#### [DIRECTION]
Set the following entries down again exactly, line by line.

#### [RECORDS FOR THIS TASK]
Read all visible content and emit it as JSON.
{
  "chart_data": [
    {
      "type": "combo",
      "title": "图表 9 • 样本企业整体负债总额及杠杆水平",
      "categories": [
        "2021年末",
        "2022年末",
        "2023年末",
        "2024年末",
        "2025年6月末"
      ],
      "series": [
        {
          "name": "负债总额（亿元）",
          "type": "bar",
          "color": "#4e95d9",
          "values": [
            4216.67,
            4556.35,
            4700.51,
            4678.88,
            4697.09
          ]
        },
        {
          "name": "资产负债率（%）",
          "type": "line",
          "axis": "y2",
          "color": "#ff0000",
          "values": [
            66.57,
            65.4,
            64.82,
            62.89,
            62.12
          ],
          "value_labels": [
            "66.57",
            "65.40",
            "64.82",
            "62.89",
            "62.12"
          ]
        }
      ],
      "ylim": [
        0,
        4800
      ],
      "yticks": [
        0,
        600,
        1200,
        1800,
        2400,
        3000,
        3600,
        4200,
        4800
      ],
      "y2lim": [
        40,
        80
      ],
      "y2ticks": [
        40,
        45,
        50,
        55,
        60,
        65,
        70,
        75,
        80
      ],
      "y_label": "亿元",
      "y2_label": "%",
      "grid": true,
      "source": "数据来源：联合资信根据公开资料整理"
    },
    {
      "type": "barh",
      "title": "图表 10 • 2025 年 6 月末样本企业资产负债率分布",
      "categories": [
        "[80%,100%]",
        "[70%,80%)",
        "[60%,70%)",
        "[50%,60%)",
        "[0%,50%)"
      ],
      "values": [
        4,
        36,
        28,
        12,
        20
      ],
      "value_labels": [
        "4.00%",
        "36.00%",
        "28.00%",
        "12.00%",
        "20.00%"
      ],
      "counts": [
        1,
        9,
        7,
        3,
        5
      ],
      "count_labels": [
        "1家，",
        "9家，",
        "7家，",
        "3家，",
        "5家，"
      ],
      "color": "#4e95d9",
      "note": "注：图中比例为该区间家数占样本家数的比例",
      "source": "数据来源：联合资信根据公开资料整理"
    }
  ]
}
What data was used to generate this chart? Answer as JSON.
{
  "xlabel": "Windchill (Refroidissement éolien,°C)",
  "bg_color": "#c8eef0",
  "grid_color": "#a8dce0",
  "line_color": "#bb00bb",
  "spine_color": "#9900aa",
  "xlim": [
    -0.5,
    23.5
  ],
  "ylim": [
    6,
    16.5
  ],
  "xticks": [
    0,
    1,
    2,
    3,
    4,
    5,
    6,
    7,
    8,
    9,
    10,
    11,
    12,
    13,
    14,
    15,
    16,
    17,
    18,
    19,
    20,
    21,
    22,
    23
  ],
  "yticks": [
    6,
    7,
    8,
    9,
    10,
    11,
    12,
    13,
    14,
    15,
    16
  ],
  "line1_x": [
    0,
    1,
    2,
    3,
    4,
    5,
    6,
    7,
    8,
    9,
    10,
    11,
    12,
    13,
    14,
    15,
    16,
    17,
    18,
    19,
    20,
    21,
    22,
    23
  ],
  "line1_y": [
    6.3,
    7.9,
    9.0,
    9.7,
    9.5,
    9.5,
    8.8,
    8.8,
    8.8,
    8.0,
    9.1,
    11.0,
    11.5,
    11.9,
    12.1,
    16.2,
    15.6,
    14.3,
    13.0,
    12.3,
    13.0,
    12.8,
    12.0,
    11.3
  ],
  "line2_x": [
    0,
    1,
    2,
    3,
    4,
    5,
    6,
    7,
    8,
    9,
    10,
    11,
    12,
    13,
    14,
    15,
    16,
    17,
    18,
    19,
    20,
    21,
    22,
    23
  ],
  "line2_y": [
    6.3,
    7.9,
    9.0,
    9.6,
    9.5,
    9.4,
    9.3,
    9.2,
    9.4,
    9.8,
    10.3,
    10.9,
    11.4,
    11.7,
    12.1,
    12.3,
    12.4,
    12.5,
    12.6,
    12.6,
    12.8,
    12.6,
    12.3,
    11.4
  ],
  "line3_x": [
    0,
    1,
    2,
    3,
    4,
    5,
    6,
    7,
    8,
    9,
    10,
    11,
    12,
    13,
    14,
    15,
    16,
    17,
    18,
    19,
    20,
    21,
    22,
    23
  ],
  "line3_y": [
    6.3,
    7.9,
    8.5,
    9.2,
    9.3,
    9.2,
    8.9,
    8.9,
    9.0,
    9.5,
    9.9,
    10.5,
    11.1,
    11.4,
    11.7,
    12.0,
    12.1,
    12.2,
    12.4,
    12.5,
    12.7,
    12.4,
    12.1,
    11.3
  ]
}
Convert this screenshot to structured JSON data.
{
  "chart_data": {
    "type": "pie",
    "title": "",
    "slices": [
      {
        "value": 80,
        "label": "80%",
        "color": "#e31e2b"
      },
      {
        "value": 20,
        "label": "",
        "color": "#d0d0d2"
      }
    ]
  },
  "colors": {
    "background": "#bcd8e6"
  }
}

#### [SOLUTION TO THIS PROBLEM]
Read all visible content and emit it as JSON.
{
  "chart_data": [
    {
      "type": "combo",
      "title": "图表 9 • 样本企业整体负债总额及杠杆水平",
      "categories": [
        "2021年末",
        "2022年末",
        "2023年末",
        "2024年末",
        "2025年6月末"
      ],
      "series": [
        {
          "name": "负债总额（亿元）",
          "type": "bar",
          "color": "#4e95d9",
          "values": [
            4216.67,
            4556.35,
            4700.51,
            4678.88,
            4697.09
          ]
        },
        {
          "name": "资产负债率（%）",
          "type": "line",
          "axis": "y2",
          "color": "#ff0000",
          "values": [
            66.57,
            65.4,
            64.82,
            62.89,
            62.12
          ],
          "value_labels": [
            "66.57",
            "65.40",
            "64.82",
            "62.89",
            "62.12"
          ]
        }
      ],
      "ylim": [
        0,
        4800
      ],
      "yticks": [
        0,
        600,
        1200,
        1800,
        2400,
        3000,
        3600,
        4200,
        4800
      ],
      "y2lim": [
        40,
        80
      ],
      "y2ticks": [
        40,
        45,
        50,
        55,
        60,
        65,
        70,
        75,
        80
      ],
      "y_label": "亿元",
      "y2_label": "%",
      "grid": true,
      "source": "数据来源：联合资信根据公开资料整理"
    },
    {
      "type": "barh",
      "title": "图表 10 • 2025 年 6 月末样本企业资产负债率分布",
      "categories": [
        "[80%,100%]",
        "[70%,80%)",
        "[60%,70%)",
        "[50%,60%)",
        "[0%,50%)"
      ],
      "values": [
        4,
        36,
        28,
        12,
        20
      ],
      "value_labels": [
        "4.00%",
        "36.00%",
        "28.00%",
        "12.00%",
        "20.00%"
      ],
      "counts": [
        1,
        9,
        7,
        3,
        5
      ],
      "count_labels": [
        "1家，",
        "9家，",
        "7家，",
        "3家，",
        "5家，"
      ],
      "color": "#4e95d9",
      "note": "注：图中比例为该区间家数占样本家数的比例",
      "source": "数据来源：联合资信根据公开资料整理"
    }
  ]
}
What data was used to generate this chart? Answer as JSON.
{
  "xlabel": "Windchill (Refroidissement éolien,°C)",
  "bg_color": "#c8eef0",
  "grid_color": "#a8dce0",
  "line_color": "#bb00bb",
  "spine_color": "#9900aa",
  "xlim": [
    -0.5,
    23.5
  ],
  "ylim": [
    6,
    16.5
  ],
  "xticks": [
    0,
    1,
    2,
    3,
    4,
    5,
    6,
    7,
    8,
    9,
    10,
    11,
    12,
    13,
    14,
    15,
    16,
    17,
    18,
    19,
    20,
    21,
    22,
    23
  ],
  "yticks": [
    6,
    7,
    8,
    9,
    10,
    11,
    12,
    13,
    14,
    15,
    16
  ],
  "line1_x": [
    0,
    1,
    2,
    3,
    4,
    5,
    6,
    7,
    8,
    9,
    10,
    11,
    12,
    13,
    14,
    15,
    16,
    17,
    18,
    19,
    20,
    21,
    22,
    23
  ],
  "line1_y": [
    6.3,
    7.9,
    9.0,
    9.7,
    9.5,
    9.5,
    8.8,
    8.8,
    8.8,
    8.0,
    9.1,
    11.0,
    11.5,
    11.9,
    12.1,
    16.2,
    15.6,
    14.3,
    13.0,
    12.3,
    13.0,
    12.8,
    12.0,
    11.3
  ],
  "line2_x": [
    0,
    1,
    2,
    3,
    4,
    5,
    6,
    7,
    8,
    9,
    10,
    11,
    12,
    13,
    14,
    15,
    16,
    17,
    18,
    19,
    20,
    21,
    22,
    23
  ],
  "line2_y": [
    6.3,
    7.9,
    9.0,
    9.6,
    9.5,
    9.4,
    9.3,
    9.2,
    9.4,
    9.8,
    10.3,
    10.9,
    11.4,
    11.7,
    12.1,
    12.3,
    12.4,
    12.5,
    12.6,
    12.6,
    12.8,
    12.6,
    12.3,
    11.4
  ],
  "line3_x": [
    0,
    1,
    2,
    3,
    4,
    5,
    6,
    7,
    8,
    9,
    10,
    11,
    12,
    13,
    14,
    15,
    16,
    17,
    18,
    19,
    20,
    21,
    22,
    23
  ],
  "line3_y": [
    6.3,
    7.9,
    8.5,
    9.2,
    9.3,
    9.2,
    8.9,
    8.9,
    9.0,
    9.5,
    9.9,
    10.5,
    11.1,
    11.4,
    11.7,
    12.0,
    12.1,
    12.2,
    12.4,
    12.5,
    12.7,
    12.4,
    12.1,
    11.3
  ]
}
Convert this screenshot to structured JSON data.
{
  "chart_data": {
    "type": "pie",
    "title": "",
    "slices": [
      {
        "value": 80,
        "label": "80%",
        "color": "#e31e2b"
      },
      {
        "value": 20,
        "label": "",
        "color": "#d0d0d2"
      }
    ]
  },
  "colors": {
    "background": "#bcd8e6"
  }
}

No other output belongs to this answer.